— START Entries —
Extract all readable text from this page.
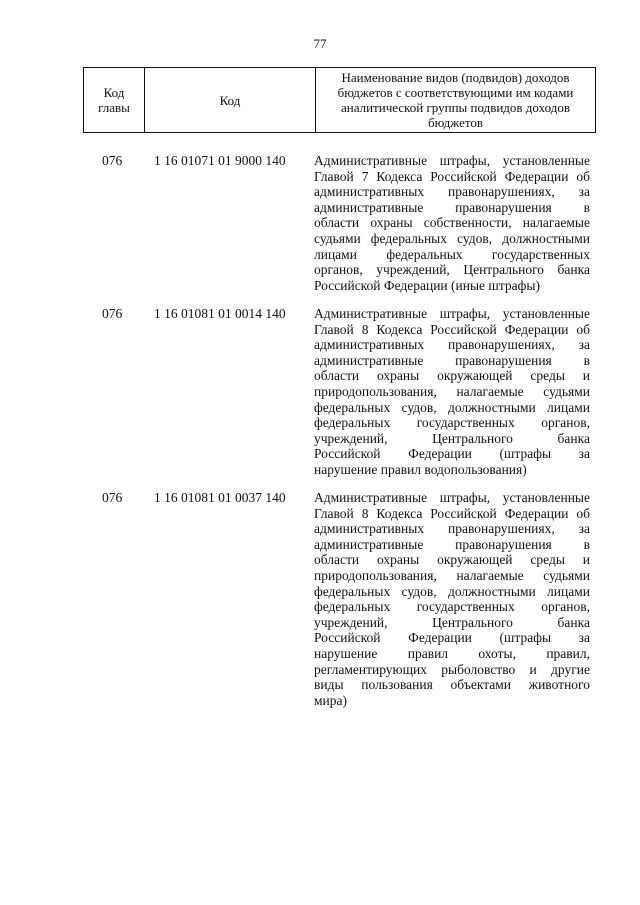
77
Код
главы	Код	Наименование видов (подвидов) доходов
бюджетов с соответствующими им кодами
аналитической группы подвидов доходов
бюджетов
076 1 16 01071 01 9000 140 Административные штрафы, установленные
Главой 7 Кодекса Российской Федерации об
административных правонарушениях, за
административные правонарушения в
области охраны собственности, налагаемые
судьями федеральных судов, должностными
лицами федеральных государственных
органов, учреждений, Центрального банка
Российской Федерации (иные штрафы)
076 1 16 01081 01 0014 140 Административные штрафы, установленные
Главой 8 Кодекса Российской Федерации об
административных правонарушениях, за
административные правонарушения в
области охраны окружающей среды и
природопользования, налагаемые судьями
федеральных судов, должностными лицами
федеральных государственных органов,
учреждений, Центрального банка
Российской Федерации (штрафы за
нарушение правил водопользования)
076 1 16 01081 01 0037 140 Административные штрафы, установленные
Главой 8 Кодекса Российской Федерации об
административных правонарушениях, за
административные правонарушения в
области охраны окружающей среды и
природопользования, налагаемые судьями
федеральных судов, должностными лицами
федеральных государственных органов,
учреждений, Центрального банка
Российской Федерации (штрафы за
нарушение правил охоты, правил,
регламентирующих рыболовство и другие
виды пользования объектами животного
мира)
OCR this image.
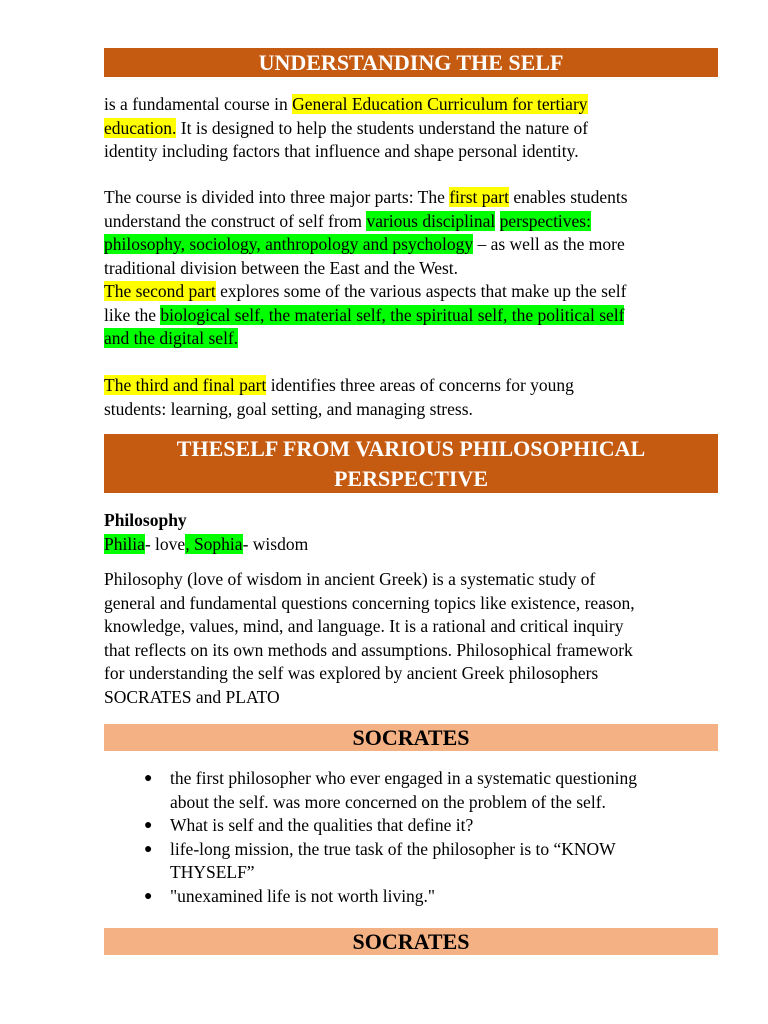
UNDERSTANDING THE SELF

is a fundamental course in General Education Curriculum for tertiary

education. It is designed to help the students understand the nature of

identity including factors that influence and shape personal identity.

The course is divided into three major parts: The first part enables students

understand the construct of self from various disciplinal perspectives:

philosophy, sociology, anthropology and psychology – as well as the more

traditional division between the East and the West.

The second part explores some of the various aspects that make up the self

like the biological self, the material self, the spiritual self, the political self

and the digital self.

The third and final part identifies three areas of concerns for young

students: learning, goal setting, and managing stress.

THESELF FROM VARIOUS PHILOSOPHICAL
PERSPECTIVE

Philosophy

Philia- love, Sophia- wisdom

Philosophy (love of wisdom in ancient Greek) is a systematic study of

general and fundamental questions concerning topics like existence, reason,

knowledge, values, mind, and language. It is a rational and critical inquiry

that reflects on its own methods and assumptions. Philosophical framework

for understanding the self was explored by ancient Greek philosophers

SOCRATES and PLATO

SOCRATES
● the first philosopher who ever engaged in a systematic questioning
about the self. was more concerned on the problem of the self.
● What is self and the qualities that define it?
● life-long mission, the true task of the philosopher is to “KNOW
THYSELF”
● "unexamined life is not worth living."
SOCRATES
— END Entries —
# Task brief:
Return the listing above word for word, with the pictures removed.

# Response to this task:
Extract all readable text from this page.
77
Код
главы	Код	Наименование видов (подвидов) доходов
бюджетов с соответствующими им кодами
аналитической группы подвидов доходов
бюджетов
076 1 16 01071 01 9000 140 Административные штрафы, установленные
Главой 7 Кодекса Российской Федерации об
административных правонарушениях, за
административные правонарушения в
области охраны собственности, налагаемые
судьями федеральных судов, должностными
лицами федеральных государственных
органов, учреждений, Центрального банка
Российской Федерации (иные штрафы)
076 1 16 01081 01 0014 140 Административные штрафы, установленные
Главой 8 Кодекса Российской Федерации об
административных правонарушениях, за
административные правонарушения в
области охраны окружающей среды и
природопользования, налагаемые судьями
федеральных судов, должностными лицами
федеральных государственных органов,
учреждений, Центрального банка
Российской Федерации (штрафы за
нарушение правил водопользования)
076 1 16 01081 01 0037 140 Административные штрафы, установленные
Главой 8 Кодекса Российской Федерации об
административных правонарушениях, за
административные правонарушения в
области охраны окружающей среды и
природопользования, налагаемые судьями
федеральных судов, должностными лицами
федеральных государственных органов,
учреждений, Центрального банка
Российской Федерации (штрафы за
нарушение правил охоты, правил,
регламентирующих рыболовство и другие
виды пользования объектами животного
мира)
OCR this image.
UNDERSTANDING THE SELF

is a fundamental course in General Education Curriculum for tertiary

education. It is designed to help the students understand the nature of

identity including factors that influence and shape personal identity.

The course is divided into three major parts: The first part enables students

understand the construct of self from various disciplinal perspectives:

philosophy, sociology, anthropology and psychology – as well as the more

traditional division between the East and the West.

The second part explores some of the various aspects that make up the self

like the biological self, the material self, the spiritual self, the political self

and the digital self.

The third and final part identifies three areas of concerns for young

students: learning, goal setting, and managing stress.

THESELF FROM VARIOUS PHILOSOPHICAL
PERSPECTIVE

Philosophy

Philia- love, Sophia- wisdom

Philosophy (love of wisdom in ancient Greek) is a systematic study of

general and fundamental questions concerning topics like existence, reason,

knowledge, values, mind, and language. It is a rational and critical inquiry

that reflects on its own methods and assumptions. Philosophical framework

for understanding the self was explored by ancient Greek philosophers

SOCRATES and PLATO

SOCRATES
● the first philosopher who ever engaged in a systematic questioning
about the self. was more concerned on the problem of the self.
● What is self and the qualities that define it?
● life-long mission, the true task of the philosopher is to “KNOW
THYSELF”
● "unexamined life is not worth living."
SOCRATES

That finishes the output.